* [TEXTO SELECIONADO]:
================================

Vereadoras acusam “desproporcionalidade” e "distorção" no caso da Igreja do Rosário

por José Lázaro Jr. | Revisão: Vanusa Paiva — publicado 14/02/2022 17h25, última modificação 21/02/2022 09h29
A crítica é que a entrada dos manifestantes no templo tem gerado mais repercussão que os assassinatos de Moïse Kabagambe e de Durval Teófilo Filho, no Rio de Janeiro.
Vereadoras acusam “desproporcionalidade” e "distorção" no caso da Igreja do Rosário

Vereadoras discordam da forma como o debate público sobre a Igreja do Rosário está acontecendo. Na foto, Carol Dartora. (Foto: Rodrigo Fonseca/CMC)

Pela quarta sessão consecutiva, os vereadores da Câmara Municipal de Curitiba (CMC) discutiram em plenário o caso da Igreja do Rosário. Desta vez, Maria Leticia (PV), Professora Josete (PT) e Carol Dartora (PT), em tom de acusação, afirmaram que o debate sobre a participação de Renato Freitas (PT) no ato estaria distorcido por “fake news”, levando à “desproporcionalidade” das acusações contra o parlamentar. No contraponto, Osias Moraes (Republicanos) reiterou que as filmagens mostram a invasão do templo acontecendo.

“Eu vou esperar os documentos e as provas”, disse Maria Leticia, abrindo o debate sobre o assunto e criticando a “condenação prévia” do vereador Renato Freitas, que responde a quatro representações no Conselho de Ética da CMC por ter participado do ato contra o racismo que terminou com a entrada dos manifestantes no templo. “Existe outra violência aí, quando [a repercussão de] a invasão da igreja supera a da morte de homens negros. Ninguém falou de racismo estrutural aqui. Negar que essas violências foram de cunho racial, foram racistas, é negar o racismo estrutural. É absurdo como negam o racismo estrutural”, acusou.

================================

* [LISTAGEM DE REGISTROS]:

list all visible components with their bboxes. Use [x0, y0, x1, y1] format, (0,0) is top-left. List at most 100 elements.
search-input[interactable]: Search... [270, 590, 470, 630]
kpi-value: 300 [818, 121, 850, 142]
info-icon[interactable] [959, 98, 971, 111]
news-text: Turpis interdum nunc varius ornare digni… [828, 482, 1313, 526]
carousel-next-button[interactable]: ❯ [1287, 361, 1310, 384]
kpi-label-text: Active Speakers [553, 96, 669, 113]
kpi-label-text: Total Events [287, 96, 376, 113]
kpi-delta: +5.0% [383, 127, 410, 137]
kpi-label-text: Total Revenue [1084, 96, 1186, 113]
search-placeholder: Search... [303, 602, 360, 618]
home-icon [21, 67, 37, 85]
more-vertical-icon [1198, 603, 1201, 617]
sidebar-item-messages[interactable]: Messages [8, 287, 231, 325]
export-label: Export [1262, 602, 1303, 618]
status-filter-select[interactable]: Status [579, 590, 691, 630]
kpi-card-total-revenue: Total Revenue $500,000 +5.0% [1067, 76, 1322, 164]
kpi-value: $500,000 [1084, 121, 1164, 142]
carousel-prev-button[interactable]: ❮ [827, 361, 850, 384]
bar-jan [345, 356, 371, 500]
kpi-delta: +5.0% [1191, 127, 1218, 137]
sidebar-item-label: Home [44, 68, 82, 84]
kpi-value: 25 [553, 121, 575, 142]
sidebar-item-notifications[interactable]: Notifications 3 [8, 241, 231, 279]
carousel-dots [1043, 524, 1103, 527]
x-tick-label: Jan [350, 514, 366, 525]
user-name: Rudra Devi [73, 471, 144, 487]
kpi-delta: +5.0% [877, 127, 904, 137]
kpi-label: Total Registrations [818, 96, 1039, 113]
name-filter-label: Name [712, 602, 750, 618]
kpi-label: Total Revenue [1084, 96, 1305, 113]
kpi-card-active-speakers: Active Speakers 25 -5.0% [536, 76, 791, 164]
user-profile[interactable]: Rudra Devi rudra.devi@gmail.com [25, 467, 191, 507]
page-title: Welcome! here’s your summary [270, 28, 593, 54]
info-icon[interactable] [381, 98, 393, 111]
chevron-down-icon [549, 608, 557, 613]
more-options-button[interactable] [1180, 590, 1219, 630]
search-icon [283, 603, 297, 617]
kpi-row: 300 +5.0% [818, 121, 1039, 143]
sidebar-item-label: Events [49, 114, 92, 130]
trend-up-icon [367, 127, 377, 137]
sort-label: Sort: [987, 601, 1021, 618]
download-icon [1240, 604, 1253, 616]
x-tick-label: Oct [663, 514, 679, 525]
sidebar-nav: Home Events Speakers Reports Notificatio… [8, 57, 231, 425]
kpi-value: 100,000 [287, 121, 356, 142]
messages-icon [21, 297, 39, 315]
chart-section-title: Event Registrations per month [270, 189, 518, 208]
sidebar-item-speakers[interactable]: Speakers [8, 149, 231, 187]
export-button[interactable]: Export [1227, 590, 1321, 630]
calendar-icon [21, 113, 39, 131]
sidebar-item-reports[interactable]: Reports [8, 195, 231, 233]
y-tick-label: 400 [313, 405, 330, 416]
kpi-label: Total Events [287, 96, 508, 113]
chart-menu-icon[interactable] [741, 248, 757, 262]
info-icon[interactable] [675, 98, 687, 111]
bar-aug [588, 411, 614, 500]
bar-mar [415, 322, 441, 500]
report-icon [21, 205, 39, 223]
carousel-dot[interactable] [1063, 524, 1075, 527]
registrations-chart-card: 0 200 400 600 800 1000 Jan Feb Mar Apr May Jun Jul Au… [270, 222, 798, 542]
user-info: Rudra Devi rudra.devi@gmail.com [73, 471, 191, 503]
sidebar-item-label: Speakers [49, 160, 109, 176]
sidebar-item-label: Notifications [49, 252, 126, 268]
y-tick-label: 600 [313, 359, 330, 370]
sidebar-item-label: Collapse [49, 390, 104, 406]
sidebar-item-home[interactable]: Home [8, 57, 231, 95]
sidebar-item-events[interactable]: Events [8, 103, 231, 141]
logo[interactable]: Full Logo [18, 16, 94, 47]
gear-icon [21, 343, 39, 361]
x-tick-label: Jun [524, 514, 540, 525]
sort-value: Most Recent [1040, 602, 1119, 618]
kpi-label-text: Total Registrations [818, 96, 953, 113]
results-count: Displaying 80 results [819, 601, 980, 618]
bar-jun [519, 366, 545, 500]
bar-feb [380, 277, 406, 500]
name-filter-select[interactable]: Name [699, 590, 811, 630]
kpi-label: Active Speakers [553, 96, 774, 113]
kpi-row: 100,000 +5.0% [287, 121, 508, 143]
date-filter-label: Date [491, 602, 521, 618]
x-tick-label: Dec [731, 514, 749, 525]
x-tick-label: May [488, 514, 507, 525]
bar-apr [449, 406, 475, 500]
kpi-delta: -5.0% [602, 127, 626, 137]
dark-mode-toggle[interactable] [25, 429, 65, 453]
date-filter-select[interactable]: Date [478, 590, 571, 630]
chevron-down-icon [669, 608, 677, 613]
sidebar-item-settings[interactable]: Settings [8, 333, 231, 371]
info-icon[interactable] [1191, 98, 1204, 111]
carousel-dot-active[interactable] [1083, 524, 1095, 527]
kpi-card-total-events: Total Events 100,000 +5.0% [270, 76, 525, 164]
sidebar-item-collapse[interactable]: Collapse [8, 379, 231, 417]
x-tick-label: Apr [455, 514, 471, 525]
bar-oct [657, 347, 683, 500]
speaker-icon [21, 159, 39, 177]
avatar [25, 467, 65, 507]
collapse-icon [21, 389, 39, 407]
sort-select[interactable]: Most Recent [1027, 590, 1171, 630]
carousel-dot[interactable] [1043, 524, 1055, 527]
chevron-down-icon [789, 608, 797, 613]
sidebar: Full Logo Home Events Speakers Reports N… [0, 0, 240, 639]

================================

* [SUAS TAREFAS]:
**a)** Cite o trecho da notícia sobre a Igreja do Rosário que começa com as palavras "por José Lázaro" e termina com "Rio de Janeiro.".
**b)** Na notícia sobre a Igreja do Rosário, algumas pessoas aparecem com a sigla de um partido entre parênteses. Liste todas elas junto com a respectiva sigla.

* [LISTA DE RESPOSTAS]:
**a)**
por José Lázaro Jr. | Revisão: Vanusa Paiva — publicado 14/02/2022 17h25, última modificação 21/02/2022 09h29
A crítica é que a entrada dos manifestantes no templo tem gerado mais repercussão que os assassinatos de Moïse Kabagambe e de Durval Teófilo Filho, no Rio de Janeiro.

**b)**
- Maria Leticia (PV)
- Professora Josete (PT)
- Carol Dartora (PT)
- Renato Freitas (PT)
- Osias Moraes (Republicanos)